─── Entries ───

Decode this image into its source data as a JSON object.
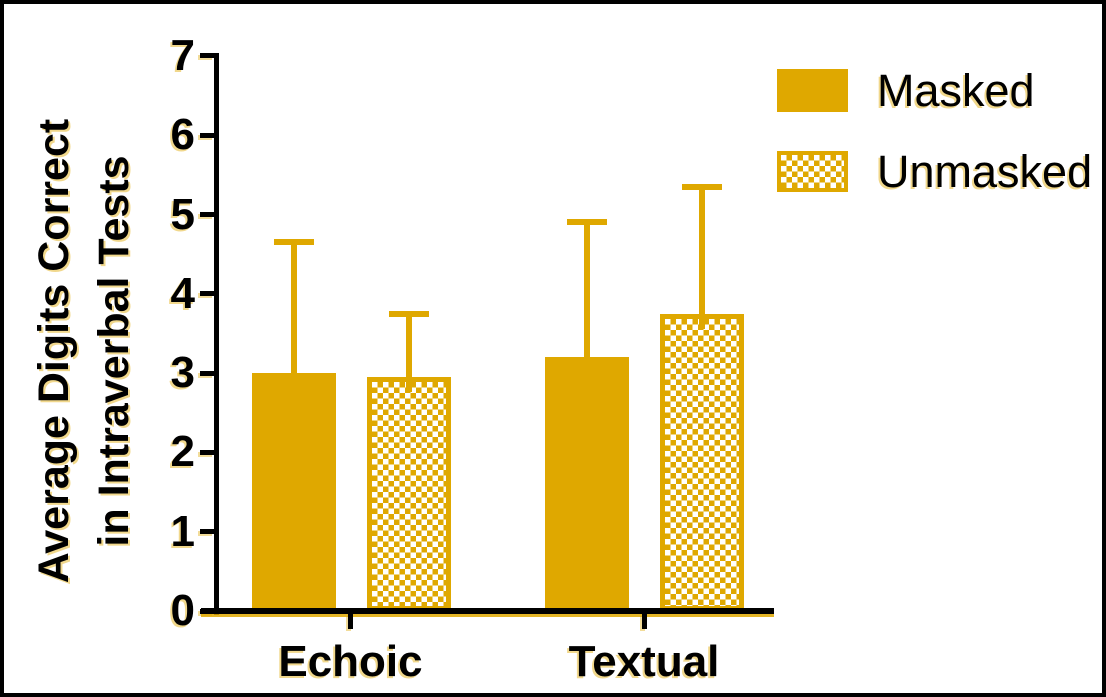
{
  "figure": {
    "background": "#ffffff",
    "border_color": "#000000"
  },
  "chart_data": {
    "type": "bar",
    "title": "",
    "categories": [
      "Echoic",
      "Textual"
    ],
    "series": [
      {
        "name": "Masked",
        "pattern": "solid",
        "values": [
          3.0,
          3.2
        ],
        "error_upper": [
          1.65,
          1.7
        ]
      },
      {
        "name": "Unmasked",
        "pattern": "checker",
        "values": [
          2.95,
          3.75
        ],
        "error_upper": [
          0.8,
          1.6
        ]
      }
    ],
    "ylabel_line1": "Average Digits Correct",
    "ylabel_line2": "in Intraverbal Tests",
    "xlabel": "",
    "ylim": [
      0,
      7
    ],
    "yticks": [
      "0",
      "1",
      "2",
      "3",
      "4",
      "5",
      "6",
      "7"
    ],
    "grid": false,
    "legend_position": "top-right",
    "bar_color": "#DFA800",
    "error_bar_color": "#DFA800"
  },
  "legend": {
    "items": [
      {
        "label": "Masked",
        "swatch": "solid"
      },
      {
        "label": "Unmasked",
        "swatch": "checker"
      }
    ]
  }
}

───

▶ _What to produce_
Leave every image out, and retype the material exactly.

▶ _Written answer_
Decode this image into its source data as a JSON object.
{
  "figure": {
    "background": "#ffffff",
    "border_color": "#000000"
  },
  "chart_data": {
    "type": "bar",
    "title": "",
    "categories": [
      "Echoic",
      "Textual"
    ],
    "series": [
      {
        "name": "Masked",
        "pattern": "solid",
        "values": [
          3.0,
          3.2
        ],
        "error_upper": [
          1.65,
          1.7
        ]
      },
      {
        "name": "Unmasked",
        "pattern": "checker",
        "values": [
          2.95,
          3.75
        ],
        "error_upper": [
          0.8,
          1.6
        ]
      }
    ],
    "ylabel_line1": "Average Digits Correct",
    "ylabel_line2": "in Intraverbal Tests",
    "xlabel": "",
    "ylim": [
      0,
      7
    ],
    "yticks": [
      "0",
      "1",
      "2",
      "3",
      "4",
      "5",
      "6",
      "7"
    ],
    "grid": false,
    "legend_position": "top-right",
    "bar_color": "#DFA800",
    "error_bar_color": "#DFA800"
  },
  "legend": {
    "items": [
      {
        "label": "Masked",
        "swatch": "solid"
      },
      {
        "label": "Unmasked",
        "swatch": "checker"
      }
    ]
  }
}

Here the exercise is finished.